Here are some records. Copy each one exactly.

- DATA ROWS:
^^^^^^^^

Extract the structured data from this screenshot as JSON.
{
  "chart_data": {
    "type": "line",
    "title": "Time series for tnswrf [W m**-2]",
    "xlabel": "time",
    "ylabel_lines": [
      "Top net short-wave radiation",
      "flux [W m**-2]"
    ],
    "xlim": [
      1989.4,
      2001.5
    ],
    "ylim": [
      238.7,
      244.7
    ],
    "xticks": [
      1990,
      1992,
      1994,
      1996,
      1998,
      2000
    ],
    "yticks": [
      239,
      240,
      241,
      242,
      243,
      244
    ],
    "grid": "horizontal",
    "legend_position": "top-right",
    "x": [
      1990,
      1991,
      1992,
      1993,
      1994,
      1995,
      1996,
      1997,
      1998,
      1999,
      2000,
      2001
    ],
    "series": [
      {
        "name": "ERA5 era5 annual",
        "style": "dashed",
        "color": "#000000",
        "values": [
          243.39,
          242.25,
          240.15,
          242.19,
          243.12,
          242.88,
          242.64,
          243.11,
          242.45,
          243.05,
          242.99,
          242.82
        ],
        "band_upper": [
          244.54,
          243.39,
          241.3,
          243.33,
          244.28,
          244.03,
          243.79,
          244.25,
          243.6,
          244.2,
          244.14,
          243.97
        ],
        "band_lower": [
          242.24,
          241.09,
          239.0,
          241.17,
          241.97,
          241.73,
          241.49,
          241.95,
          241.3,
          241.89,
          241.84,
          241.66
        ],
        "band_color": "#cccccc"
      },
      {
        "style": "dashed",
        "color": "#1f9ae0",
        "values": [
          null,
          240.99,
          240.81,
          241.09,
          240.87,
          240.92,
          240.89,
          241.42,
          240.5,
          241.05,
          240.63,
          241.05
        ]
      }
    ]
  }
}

^^^^^^^^

- TASK SOLUTION:
Extract the structured data from this screenshot as JSON.
{
  "chart_data": {
    "type": "line",
    "title": "Time series for tnswrf [W m**-2]",
    "xlabel": "time",
    "ylabel_lines": [
      "Top net short-wave radiation",
      "flux [W m**-2]"
    ],
    "xlim": [
      1989.4,
      2001.5
    ],
    "ylim": [
      238.7,
      244.7
    ],
    "xticks": [
      1990,
      1992,
      1994,
      1996,
      1998,
      2000
    ],
    "yticks": [
      239,
      240,
      241,
      242,
      243,
      244
    ],
    "grid": "horizontal",
    "legend_position": "top-right",
    "x": [
      1990,
      1991,
      1992,
      1993,
      1994,
      1995,
      1996,
      1997,
      1998,
      1999,
      2000,
      2001
    ],
    "series": [
      {
        "name": "ERA5 era5 annual",
        "style": "dashed",
        "color": "#000000",
        "values": [
          243.39,
          242.25,
          240.15,
          242.19,
          243.12,
          242.88,
          242.64,
          243.11,
          242.45,
          243.05,
          242.99,
          242.82
        ],
        "band_upper": [
          244.54,
          243.39,
          241.3,
          243.33,
          244.28,
          244.03,
          243.79,
          244.25,
          243.6,
          244.2,
          244.14,
          243.97
        ],
        "band_lower": [
          242.24,
          241.09,
          239.0,
          241.17,
          241.97,
          241.73,
          241.49,
          241.95,
          241.3,
          241.89,
          241.84,
          241.66
        ],
        "band_color": "#cccccc"
      },
      {
        "style": "dashed",
        "color": "#1f9ae0",
        "values": [
          null,
          240.99,
          240.81,
          241.09,
          240.87,
          240.92,
          240.89,
          241.42,
          240.5,
          241.05,
          240.63,
          241.05
        ]
      }
    ]
  }
}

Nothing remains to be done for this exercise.